AIM:
Report back each line of the records that contains the string "scallops".

EXERCISE INPUT:
--- start ---

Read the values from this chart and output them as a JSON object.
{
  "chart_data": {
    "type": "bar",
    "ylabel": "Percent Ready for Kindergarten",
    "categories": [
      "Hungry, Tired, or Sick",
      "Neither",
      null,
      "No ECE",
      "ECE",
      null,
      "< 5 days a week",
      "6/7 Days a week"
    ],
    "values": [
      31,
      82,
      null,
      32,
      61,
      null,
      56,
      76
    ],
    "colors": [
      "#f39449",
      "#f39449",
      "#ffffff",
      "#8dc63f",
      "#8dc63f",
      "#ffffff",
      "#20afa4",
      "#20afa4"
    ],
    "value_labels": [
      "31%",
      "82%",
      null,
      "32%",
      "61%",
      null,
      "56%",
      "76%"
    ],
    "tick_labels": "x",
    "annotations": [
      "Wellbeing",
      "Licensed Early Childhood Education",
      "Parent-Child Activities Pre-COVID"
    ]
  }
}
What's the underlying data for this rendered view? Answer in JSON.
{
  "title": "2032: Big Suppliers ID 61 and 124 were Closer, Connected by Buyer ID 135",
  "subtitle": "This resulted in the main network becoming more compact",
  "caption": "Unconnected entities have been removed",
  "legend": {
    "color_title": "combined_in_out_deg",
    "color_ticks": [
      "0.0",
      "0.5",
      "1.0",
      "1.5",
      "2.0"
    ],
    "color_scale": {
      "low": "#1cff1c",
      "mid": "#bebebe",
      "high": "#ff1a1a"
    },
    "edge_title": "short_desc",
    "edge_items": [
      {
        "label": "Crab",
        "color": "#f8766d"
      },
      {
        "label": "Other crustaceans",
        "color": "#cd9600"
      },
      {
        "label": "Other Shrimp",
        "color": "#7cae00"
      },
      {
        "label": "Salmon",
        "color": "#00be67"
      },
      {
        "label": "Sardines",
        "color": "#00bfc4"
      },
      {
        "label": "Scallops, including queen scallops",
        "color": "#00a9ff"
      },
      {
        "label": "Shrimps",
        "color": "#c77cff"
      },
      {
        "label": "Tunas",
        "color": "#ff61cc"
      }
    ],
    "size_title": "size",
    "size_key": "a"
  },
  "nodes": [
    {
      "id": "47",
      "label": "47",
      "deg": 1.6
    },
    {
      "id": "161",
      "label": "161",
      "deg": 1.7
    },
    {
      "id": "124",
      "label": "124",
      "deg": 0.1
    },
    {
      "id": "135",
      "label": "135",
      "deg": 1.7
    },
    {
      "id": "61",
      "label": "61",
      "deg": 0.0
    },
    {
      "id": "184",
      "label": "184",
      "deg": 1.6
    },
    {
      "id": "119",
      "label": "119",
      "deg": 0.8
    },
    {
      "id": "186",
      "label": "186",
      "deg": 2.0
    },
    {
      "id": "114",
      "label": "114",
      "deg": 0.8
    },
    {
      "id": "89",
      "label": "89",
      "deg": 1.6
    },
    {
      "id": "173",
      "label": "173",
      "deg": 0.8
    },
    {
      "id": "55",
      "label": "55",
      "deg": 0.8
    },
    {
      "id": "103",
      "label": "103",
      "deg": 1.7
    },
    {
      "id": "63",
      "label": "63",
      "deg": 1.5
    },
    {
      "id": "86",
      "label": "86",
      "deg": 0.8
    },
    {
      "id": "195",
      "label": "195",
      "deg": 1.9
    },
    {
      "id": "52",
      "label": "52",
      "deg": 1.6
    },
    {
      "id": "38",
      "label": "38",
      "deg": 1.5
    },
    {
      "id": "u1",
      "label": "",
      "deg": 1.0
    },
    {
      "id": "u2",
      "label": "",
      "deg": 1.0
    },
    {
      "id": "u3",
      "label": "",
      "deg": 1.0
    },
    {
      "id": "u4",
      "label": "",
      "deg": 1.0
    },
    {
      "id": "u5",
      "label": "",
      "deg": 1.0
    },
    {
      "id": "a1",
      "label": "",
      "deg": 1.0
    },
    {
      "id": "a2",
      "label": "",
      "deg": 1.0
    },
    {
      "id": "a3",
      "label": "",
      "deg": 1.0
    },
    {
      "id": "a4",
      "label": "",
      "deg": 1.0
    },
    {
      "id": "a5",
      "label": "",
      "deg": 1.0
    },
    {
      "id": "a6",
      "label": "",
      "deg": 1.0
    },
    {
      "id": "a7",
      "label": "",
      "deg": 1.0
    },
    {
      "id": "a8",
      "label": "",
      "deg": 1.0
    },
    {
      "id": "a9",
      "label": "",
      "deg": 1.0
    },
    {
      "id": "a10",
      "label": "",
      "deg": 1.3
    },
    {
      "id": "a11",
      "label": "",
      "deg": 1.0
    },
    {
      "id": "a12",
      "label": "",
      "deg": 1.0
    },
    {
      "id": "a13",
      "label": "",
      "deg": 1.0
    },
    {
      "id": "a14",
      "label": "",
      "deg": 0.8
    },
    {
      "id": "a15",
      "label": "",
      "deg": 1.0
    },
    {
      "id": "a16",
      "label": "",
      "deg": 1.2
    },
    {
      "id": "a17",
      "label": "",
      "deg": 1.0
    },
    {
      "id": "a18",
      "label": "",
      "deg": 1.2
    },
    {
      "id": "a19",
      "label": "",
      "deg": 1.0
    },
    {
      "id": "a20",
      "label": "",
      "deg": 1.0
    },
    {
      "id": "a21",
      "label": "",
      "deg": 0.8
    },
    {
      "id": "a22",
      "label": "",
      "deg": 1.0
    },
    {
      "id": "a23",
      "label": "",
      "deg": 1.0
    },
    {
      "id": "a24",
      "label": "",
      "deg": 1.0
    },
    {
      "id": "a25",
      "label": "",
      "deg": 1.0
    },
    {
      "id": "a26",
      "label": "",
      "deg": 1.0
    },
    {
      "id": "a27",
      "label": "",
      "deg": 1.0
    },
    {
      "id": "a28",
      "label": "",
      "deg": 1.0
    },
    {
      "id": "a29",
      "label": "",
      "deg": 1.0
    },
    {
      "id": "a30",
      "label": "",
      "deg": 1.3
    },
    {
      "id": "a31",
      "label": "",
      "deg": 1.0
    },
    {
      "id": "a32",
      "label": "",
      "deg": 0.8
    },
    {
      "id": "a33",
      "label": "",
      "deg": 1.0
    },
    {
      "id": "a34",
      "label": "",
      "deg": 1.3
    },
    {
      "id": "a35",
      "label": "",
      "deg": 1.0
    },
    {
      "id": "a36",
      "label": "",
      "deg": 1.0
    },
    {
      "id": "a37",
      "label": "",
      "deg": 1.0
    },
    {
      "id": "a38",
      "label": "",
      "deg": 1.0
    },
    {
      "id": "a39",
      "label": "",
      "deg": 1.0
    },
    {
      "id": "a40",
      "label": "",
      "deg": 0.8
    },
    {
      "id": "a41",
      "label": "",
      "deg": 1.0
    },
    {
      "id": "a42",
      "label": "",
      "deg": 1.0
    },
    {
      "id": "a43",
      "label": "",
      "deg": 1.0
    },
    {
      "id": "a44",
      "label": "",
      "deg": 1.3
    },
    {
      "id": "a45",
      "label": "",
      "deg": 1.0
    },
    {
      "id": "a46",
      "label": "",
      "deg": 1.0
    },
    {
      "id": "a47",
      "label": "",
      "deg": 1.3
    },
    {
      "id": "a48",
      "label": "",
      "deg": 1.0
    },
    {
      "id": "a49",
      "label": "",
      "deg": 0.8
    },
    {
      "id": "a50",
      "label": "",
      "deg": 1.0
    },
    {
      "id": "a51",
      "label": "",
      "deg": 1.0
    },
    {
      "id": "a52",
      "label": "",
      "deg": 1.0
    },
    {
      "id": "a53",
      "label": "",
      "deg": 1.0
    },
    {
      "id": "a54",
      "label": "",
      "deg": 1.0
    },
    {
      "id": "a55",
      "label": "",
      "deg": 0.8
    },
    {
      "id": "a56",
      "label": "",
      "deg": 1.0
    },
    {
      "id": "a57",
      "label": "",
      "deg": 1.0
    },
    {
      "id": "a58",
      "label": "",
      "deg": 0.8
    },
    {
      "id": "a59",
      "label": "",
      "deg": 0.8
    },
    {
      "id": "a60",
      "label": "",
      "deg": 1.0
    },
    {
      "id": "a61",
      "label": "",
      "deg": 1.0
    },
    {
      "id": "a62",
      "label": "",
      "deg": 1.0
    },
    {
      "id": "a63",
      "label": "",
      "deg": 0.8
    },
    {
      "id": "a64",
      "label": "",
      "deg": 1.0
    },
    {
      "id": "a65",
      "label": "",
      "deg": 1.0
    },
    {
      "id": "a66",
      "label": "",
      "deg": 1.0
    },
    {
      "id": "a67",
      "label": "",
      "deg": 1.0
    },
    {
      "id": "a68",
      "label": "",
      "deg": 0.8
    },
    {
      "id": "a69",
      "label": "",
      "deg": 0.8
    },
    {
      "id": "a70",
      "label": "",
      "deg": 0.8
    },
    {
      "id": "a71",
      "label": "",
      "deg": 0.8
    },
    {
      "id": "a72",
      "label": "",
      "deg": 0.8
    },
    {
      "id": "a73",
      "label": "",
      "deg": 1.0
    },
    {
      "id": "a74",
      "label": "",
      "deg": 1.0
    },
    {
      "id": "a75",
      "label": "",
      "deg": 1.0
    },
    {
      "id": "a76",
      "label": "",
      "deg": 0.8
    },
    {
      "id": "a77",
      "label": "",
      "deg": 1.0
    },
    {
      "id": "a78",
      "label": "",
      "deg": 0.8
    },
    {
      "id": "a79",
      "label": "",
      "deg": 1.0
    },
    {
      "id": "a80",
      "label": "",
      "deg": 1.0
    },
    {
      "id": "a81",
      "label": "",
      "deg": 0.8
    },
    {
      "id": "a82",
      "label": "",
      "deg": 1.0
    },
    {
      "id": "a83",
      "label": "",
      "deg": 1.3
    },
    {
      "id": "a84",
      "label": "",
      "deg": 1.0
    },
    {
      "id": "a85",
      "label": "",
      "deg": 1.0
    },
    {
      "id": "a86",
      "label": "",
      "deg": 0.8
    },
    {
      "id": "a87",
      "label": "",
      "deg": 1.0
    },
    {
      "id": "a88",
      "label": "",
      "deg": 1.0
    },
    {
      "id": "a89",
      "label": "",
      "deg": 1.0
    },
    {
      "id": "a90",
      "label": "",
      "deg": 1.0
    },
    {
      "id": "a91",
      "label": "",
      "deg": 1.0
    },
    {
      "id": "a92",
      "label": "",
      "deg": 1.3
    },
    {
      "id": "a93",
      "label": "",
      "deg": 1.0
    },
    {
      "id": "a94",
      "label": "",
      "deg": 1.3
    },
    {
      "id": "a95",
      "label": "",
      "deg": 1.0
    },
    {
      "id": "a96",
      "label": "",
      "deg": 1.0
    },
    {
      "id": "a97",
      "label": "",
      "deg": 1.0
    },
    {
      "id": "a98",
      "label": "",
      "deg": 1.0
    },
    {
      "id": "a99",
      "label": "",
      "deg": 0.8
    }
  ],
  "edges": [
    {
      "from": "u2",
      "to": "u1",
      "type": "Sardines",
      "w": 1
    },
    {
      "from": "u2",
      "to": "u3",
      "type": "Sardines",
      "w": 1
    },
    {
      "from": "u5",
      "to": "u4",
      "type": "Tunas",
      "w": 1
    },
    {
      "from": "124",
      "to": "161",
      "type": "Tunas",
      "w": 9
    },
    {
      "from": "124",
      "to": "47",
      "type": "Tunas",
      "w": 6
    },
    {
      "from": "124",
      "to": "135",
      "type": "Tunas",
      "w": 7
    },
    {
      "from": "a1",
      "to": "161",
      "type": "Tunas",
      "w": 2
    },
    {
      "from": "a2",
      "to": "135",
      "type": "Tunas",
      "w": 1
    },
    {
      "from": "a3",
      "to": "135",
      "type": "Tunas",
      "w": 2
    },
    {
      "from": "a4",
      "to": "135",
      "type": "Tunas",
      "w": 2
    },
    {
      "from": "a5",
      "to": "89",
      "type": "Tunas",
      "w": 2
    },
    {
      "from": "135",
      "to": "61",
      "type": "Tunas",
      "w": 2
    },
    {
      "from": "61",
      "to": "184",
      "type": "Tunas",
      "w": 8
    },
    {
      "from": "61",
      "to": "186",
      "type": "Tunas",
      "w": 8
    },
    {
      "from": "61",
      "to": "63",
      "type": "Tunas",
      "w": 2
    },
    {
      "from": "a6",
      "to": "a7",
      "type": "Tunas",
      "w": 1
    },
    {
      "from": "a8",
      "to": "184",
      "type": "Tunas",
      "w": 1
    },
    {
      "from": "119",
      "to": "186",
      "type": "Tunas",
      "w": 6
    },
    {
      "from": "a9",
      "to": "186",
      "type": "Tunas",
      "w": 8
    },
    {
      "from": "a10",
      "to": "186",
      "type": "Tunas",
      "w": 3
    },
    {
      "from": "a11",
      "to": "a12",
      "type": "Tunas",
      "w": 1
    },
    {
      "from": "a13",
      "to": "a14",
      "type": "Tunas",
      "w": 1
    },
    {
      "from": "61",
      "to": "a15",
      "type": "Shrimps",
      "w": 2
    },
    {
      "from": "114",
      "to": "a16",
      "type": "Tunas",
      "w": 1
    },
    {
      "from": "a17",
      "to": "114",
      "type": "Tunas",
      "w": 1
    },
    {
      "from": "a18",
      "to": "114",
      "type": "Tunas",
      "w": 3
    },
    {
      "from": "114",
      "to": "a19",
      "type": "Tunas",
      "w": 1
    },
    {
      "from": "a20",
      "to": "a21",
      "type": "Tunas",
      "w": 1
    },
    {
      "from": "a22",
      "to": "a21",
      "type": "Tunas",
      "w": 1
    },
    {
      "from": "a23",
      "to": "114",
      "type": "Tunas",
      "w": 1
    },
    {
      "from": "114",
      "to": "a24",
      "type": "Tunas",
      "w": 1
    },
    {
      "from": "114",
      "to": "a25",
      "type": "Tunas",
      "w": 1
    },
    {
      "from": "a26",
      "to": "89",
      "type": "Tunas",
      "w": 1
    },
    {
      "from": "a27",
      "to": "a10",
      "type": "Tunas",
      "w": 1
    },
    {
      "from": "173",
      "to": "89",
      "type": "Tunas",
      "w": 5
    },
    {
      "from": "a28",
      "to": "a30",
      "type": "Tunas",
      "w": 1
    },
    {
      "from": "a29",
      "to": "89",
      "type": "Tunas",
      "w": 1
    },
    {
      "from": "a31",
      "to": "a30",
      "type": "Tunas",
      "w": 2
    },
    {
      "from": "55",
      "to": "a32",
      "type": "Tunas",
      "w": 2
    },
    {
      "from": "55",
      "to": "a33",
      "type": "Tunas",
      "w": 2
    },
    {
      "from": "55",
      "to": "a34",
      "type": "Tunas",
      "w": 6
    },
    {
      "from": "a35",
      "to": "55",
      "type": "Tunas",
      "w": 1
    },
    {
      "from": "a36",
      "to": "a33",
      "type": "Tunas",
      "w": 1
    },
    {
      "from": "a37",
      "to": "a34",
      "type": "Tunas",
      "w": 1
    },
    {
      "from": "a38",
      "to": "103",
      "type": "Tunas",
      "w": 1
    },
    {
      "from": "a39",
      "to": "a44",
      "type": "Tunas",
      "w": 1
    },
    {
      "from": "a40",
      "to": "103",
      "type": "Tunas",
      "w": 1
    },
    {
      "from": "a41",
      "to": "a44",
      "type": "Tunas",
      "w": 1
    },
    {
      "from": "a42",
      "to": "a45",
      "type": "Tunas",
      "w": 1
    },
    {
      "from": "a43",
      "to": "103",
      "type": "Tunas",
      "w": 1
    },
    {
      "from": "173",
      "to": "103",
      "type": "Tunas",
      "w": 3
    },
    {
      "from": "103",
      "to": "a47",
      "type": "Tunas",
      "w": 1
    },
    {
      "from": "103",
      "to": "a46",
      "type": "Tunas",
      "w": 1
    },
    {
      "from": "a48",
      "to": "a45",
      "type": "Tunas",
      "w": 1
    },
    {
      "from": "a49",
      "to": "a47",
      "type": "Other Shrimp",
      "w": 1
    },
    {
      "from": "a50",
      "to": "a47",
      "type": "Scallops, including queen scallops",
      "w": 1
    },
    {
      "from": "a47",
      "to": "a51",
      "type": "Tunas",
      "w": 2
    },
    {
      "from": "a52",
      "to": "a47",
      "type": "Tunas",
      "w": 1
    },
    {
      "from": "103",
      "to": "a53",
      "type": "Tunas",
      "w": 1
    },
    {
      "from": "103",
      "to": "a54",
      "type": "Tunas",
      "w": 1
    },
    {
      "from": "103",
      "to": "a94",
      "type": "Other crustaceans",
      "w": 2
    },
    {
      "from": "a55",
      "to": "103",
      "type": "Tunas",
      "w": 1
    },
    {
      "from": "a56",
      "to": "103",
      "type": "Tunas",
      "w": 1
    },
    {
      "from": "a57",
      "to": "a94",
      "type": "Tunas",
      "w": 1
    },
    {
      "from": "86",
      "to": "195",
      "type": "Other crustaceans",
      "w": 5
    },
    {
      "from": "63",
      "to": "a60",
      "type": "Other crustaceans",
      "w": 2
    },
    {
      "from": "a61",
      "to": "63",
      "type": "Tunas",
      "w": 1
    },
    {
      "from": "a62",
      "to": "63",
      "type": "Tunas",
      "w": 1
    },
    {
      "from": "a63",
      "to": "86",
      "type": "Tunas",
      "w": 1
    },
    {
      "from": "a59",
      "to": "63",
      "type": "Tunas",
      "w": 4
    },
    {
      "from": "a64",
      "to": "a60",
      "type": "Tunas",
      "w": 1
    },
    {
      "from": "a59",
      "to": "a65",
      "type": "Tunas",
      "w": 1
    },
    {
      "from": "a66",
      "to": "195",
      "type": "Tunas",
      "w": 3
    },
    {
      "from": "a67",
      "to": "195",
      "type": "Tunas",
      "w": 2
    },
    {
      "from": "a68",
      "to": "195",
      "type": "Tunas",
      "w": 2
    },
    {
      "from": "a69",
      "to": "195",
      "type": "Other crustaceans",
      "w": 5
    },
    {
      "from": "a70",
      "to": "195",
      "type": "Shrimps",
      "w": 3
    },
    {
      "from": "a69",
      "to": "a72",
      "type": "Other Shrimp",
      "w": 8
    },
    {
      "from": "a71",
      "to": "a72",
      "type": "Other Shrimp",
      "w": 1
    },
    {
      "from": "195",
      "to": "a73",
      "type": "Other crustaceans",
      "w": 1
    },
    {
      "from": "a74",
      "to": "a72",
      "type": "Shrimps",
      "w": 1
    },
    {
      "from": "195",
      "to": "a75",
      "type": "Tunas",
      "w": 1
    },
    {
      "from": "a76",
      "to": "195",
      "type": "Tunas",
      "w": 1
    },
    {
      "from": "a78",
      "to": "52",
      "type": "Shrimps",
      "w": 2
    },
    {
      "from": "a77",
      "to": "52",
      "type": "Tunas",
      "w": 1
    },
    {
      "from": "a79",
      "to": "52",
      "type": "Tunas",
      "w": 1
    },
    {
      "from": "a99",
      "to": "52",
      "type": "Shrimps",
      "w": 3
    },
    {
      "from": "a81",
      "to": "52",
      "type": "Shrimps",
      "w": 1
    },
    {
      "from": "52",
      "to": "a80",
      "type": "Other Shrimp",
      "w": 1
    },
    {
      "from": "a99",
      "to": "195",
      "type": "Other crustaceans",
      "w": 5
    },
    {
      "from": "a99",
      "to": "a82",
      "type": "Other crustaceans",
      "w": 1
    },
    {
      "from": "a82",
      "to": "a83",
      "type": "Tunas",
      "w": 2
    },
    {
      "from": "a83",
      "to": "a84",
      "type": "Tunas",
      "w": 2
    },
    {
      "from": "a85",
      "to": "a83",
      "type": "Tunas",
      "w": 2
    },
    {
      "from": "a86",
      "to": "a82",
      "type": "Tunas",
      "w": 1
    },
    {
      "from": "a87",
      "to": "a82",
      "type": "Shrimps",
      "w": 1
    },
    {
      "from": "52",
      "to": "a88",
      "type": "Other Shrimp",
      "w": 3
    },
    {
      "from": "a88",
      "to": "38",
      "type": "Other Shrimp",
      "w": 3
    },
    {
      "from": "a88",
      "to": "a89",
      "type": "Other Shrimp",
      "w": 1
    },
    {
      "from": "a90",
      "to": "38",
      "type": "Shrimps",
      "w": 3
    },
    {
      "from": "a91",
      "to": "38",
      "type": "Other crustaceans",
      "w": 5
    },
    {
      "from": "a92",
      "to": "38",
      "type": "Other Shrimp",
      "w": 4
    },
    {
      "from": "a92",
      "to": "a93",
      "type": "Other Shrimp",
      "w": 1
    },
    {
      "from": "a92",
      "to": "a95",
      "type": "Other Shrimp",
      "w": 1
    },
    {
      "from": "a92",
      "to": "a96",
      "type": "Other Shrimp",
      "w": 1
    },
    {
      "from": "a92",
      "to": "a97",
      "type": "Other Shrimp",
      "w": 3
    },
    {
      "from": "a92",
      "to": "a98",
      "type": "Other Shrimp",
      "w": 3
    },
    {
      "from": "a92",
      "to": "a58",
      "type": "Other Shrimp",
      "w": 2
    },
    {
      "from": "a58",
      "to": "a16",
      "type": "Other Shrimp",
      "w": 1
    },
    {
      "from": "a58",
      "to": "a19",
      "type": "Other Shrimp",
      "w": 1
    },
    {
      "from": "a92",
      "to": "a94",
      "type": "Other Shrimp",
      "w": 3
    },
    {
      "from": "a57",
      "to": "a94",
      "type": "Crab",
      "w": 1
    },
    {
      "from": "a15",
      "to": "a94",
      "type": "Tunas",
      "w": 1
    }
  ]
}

--- end ---

SOLUTION TO THIS TASK:
        "label": "Scallops, including queen scallops",
      "type": "Scallops, including queen scallops",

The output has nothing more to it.